• _OBJECTIVE_: For the records below, give the count of lines holding the word "Class" and nothing more.

Stored data

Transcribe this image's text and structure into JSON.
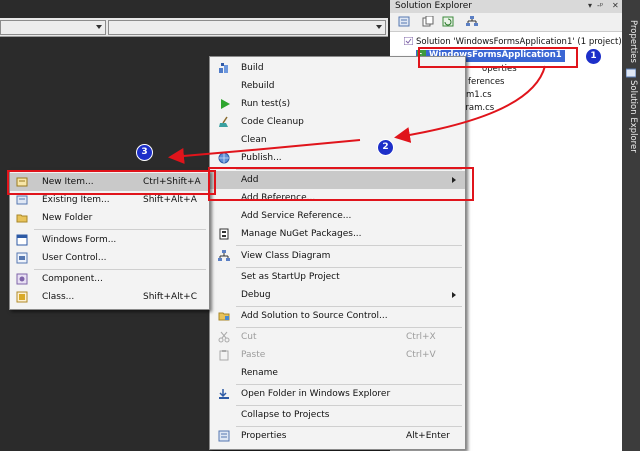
{
  "solution_explorer": {
    "title": "Solution Explorer",
    "title_buttons": [
      "▾",
      "-ᵖ",
      "✕"
    ],
    "tree": [
      {
        "label": "Solution 'WindowsFormsApplication1' (1 project)"
      },
      {
        "label": "WindowsFormsApplication1"
      },
      {
        "label": "operties"
      },
      {
        "label": "ferences"
      },
      {
        "label": "m1.cs"
      },
      {
        "label": "gram.cs"
      }
    ]
  },
  "side_tabs": {
    "properties": "Properties",
    "solution_explorer": "Solution Explorer"
  },
  "context_menu": {
    "items": [
      {
        "label": "Build",
        "shortcut": ""
      },
      {
        "label": "Rebuild",
        "shortcut": ""
      },
      {
        "label": "Run test(s)",
        "shortcut": ""
      },
      {
        "label": "Code Cleanup",
        "shortcut": ""
      },
      {
        "label": "Clean",
        "shortcut": ""
      },
      {
        "label": "Publish...",
        "shortcut": ""
      },
      {
        "label": "Add",
        "shortcut": ""
      },
      {
        "label": "Add Reference...",
        "shortcut": ""
      },
      {
        "label": "Add Service Reference...",
        "shortcut": ""
      },
      {
        "label": "Manage NuGet Packages...",
        "shortcut": ""
      },
      {
        "label": "View Class Diagram",
        "shortcut": ""
      },
      {
        "label": "Set as StartUp Project",
        "shortcut": ""
      },
      {
        "label": "Debug",
        "shortcut": ""
      },
      {
        "label": "Add Solution to Source Control...",
        "shortcut": ""
      },
      {
        "label": "Cut",
        "shortcut": "Ctrl+X"
      },
      {
        "label": "Paste",
        "shortcut": "Ctrl+V"
      },
      {
        "label": "Rename",
        "shortcut": ""
      },
      {
        "label": "Open Folder in Windows Explorer",
        "shortcut": ""
      },
      {
        "label": "Collapse to Projects",
        "shortcut": ""
      },
      {
        "label": "Properties",
        "shortcut": "Alt+Enter"
      }
    ]
  },
  "add_submenu": {
    "items": [
      {
        "label": "New Item...",
        "shortcut": "Ctrl+Shift+A"
      },
      {
        "label": "Existing Item...",
        "shortcut": "Shift+Alt+A"
      },
      {
        "label": "New Folder",
        "shortcut": ""
      },
      {
        "label": "Windows Form...",
        "shortcut": ""
      },
      {
        "label": "User Control...",
        "shortcut": ""
      },
      {
        "label": "Component...",
        "shortcut": ""
      },
      {
        "label": "Class...",
        "shortcut": "Shift+Alt+C"
      }
    ]
  },
  "annotations": {
    "step1": "1",
    "step2": "2",
    "step3": "3"
  },
  "colors": {
    "annotation_red": "#e0141b",
    "badge_blue": "#1d2fc9",
    "selection_blue": "#3a66d4"
  }
}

• _EXERCISE SOLUTION_: 2